--- start ---

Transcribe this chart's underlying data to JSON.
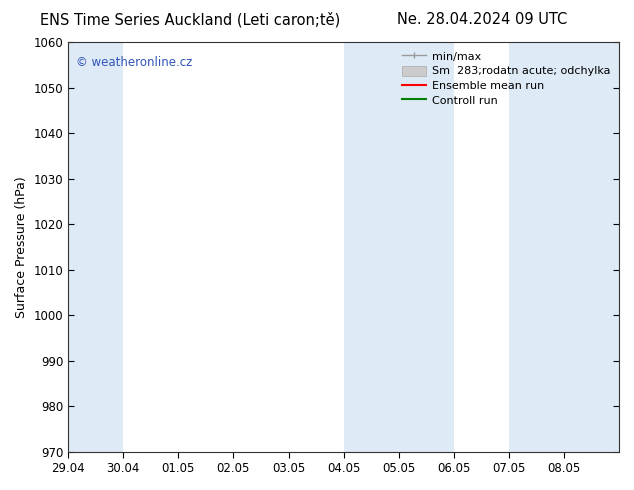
{
  "title_left": "ENS Time Series Auckland (Leti caron;tě)",
  "title_right": "Ne. 28.04.2024 09 UTC",
  "ylabel": "Surface Pressure (hPa)",
  "ylim": [
    970,
    1060
  ],
  "yticks": [
    970,
    980,
    990,
    1000,
    1010,
    1020,
    1030,
    1040,
    1050,
    1060
  ],
  "x_labels": [
    "29.04",
    "30.04",
    "01.05",
    "02.05",
    "03.05",
    "04.05",
    "05.05",
    "06.05",
    "07.05",
    "08.05"
  ],
  "shaded_bands": [
    {
      "x_start": 0,
      "x_end": 1,
      "color": "#deeaf5"
    },
    {
      "x_start": 5,
      "x_end": 7,
      "color": "#deeaf5"
    },
    {
      "x_start": 8,
      "x_end": 10,
      "color": "#deeaf5"
    }
  ],
  "watermark_text": "© weatheronline.cz",
  "watermark_color": "#3355bb",
  "bg_color": "#ffffff",
  "plot_bg_color": "#ffffff",
  "title_fontsize": 10.5,
  "ylabel_fontsize": 9,
  "tick_fontsize": 8.5,
  "legend_fontsize": 8,
  "xlim_min": 0,
  "xlim_max": 10
}
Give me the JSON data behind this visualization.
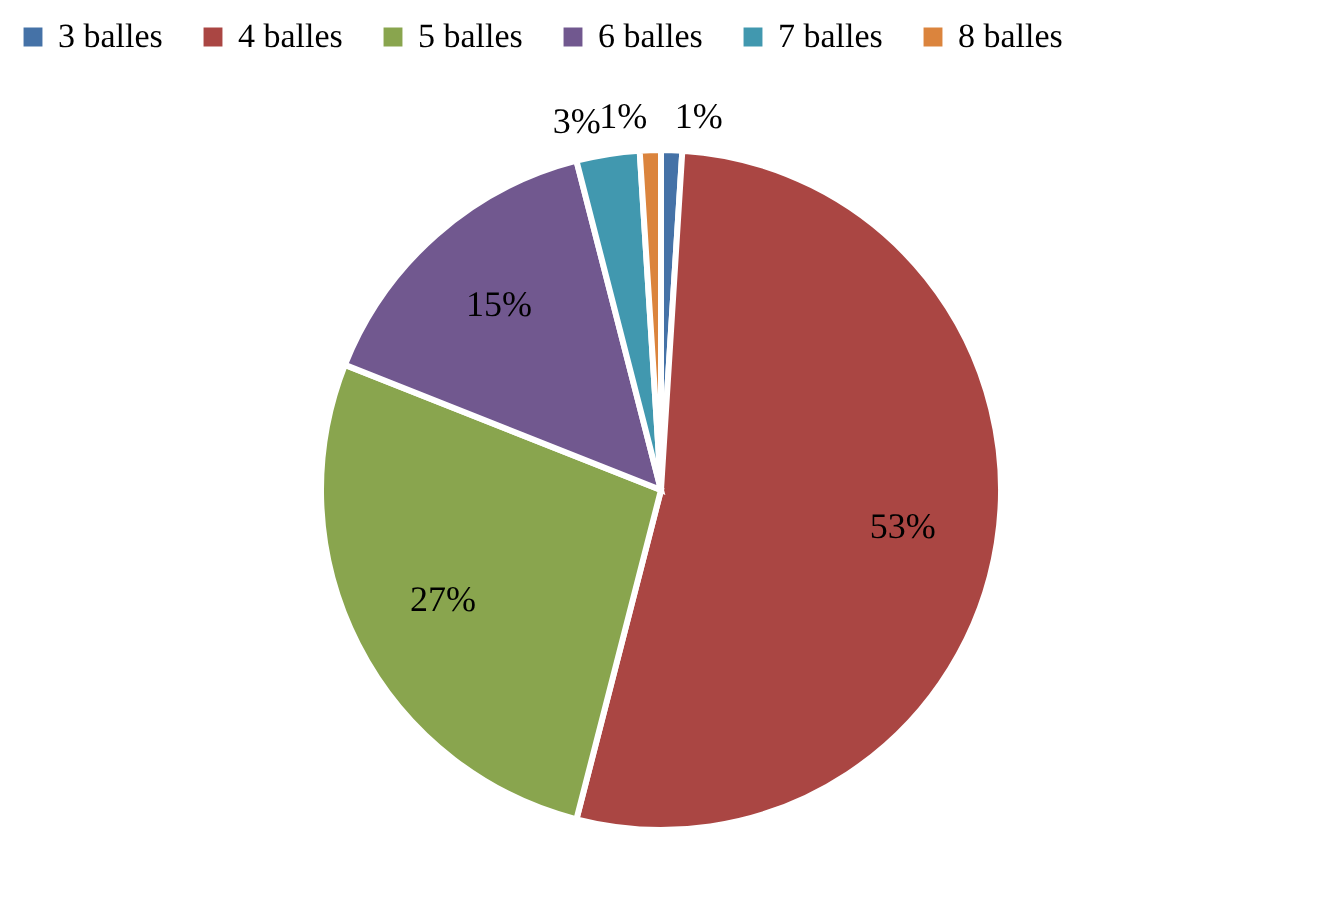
{
  "chart_data": {
    "type": "pie",
    "categories": [
      "3 balles",
      "4 balles",
      "5 balles",
      "6 balles",
      "7 balles",
      "8 balles"
    ],
    "values": [
      1,
      53,
      27,
      15,
      3,
      1
    ],
    "colors": [
      "#4572a7",
      "#aa4643",
      "#89a54e",
      "#71588f",
      "#4198af",
      "#db843d"
    ],
    "value_labels": [
      "1%",
      "53%",
      "27%",
      "15%",
      "3%",
      "1%"
    ],
    "legend": "top"
  }
}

--- end ---

Set problem: Begin at the line containing "Give me the" and extract every line through the end of the records, inclusive, exactly and only; omit pictures.

Solution for this exercise:
Give me the JSON data behind this visualization.
{
  "chart_data": {
    "type": "pie",
    "categories": [
      "3 balles",
      "4 balles",
      "5 balles",
      "6 balles",
      "7 balles",
      "8 balles"
    ],
    "values": [
      1,
      53,
      27,
      15,
      3,
      1
    ],
    "colors": [
      "#4572a7",
      "#aa4643",
      "#89a54e",
      "#71588f",
      "#4198af",
      "#db843d"
    ],
    "value_labels": [
      "1%",
      "53%",
      "27%",
      "15%",
      "3%",
      "1%"
    ],
    "legend": "top"
  }
}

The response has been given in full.